TO BE DONE
Produce an exact copy of all the data below, dropping every image.

Extracted data entries:
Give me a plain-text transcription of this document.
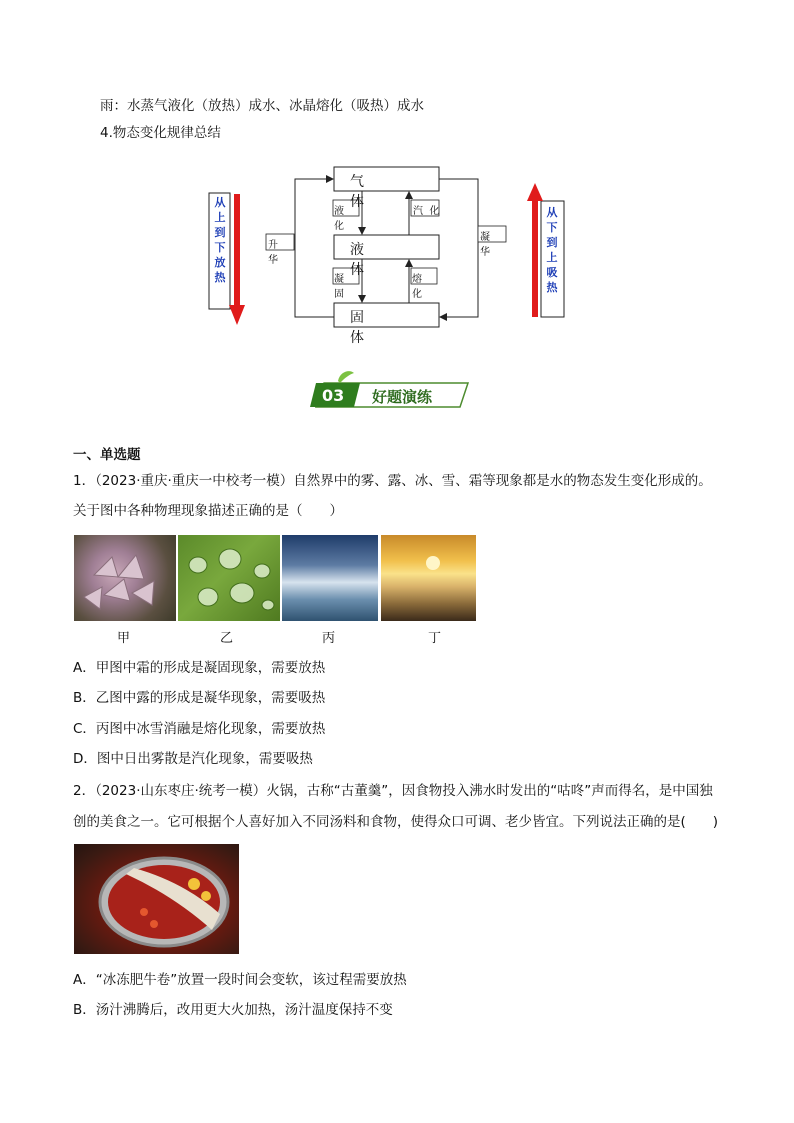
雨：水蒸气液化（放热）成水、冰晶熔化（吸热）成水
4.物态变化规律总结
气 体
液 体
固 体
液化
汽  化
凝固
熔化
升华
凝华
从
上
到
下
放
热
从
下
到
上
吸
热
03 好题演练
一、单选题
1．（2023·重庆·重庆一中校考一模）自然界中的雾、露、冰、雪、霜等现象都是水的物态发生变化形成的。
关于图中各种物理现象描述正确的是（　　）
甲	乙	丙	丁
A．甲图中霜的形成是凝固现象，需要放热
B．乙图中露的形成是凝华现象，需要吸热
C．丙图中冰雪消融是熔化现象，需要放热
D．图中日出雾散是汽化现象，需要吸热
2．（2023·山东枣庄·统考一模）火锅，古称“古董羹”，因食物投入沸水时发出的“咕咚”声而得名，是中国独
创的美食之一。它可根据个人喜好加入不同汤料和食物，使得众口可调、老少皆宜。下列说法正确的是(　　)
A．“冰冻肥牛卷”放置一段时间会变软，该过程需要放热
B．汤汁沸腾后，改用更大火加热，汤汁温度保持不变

THE RESULT
Give me a plain-text transcription of this document.
雨：水蒸气液化（放热）成水、冰晶熔化（吸热）成水
4.物态变化规律总结
气 体
液 体
固 体
液化
汽  化
凝固
熔化
升华
凝华
从
上
到
下
放
热
从
下
到
上
吸
热
03 好题演练
一、单选题
1．（2023·重庆·重庆一中校考一模）自然界中的雾、露、冰、雪、霜等现象都是水的物态发生变化形成的。
关于图中各种物理现象描述正确的是（　　）
甲	乙	丙	丁
A．甲图中霜的形成是凝固现象，需要放热
B．乙图中露的形成是凝华现象，需要吸热
C．丙图中冰雪消融是熔化现象，需要放热
D．图中日出雾散是汽化现象，需要吸热
2．（2023·山东枣庄·统考一模）火锅，古称“古董羹”，因食物投入沸水时发出的“咕咚”声而得名，是中国独
创的美食之一。它可根据个人喜好加入不同汤料和食物，使得众口可调、老少皆宜。下列说法正确的是(　　)
A．“冰冻肥牛卷”放置一段时间会变软，该过程需要放热
B．汤汁沸腾后，改用更大火加热，汤汁温度保持不变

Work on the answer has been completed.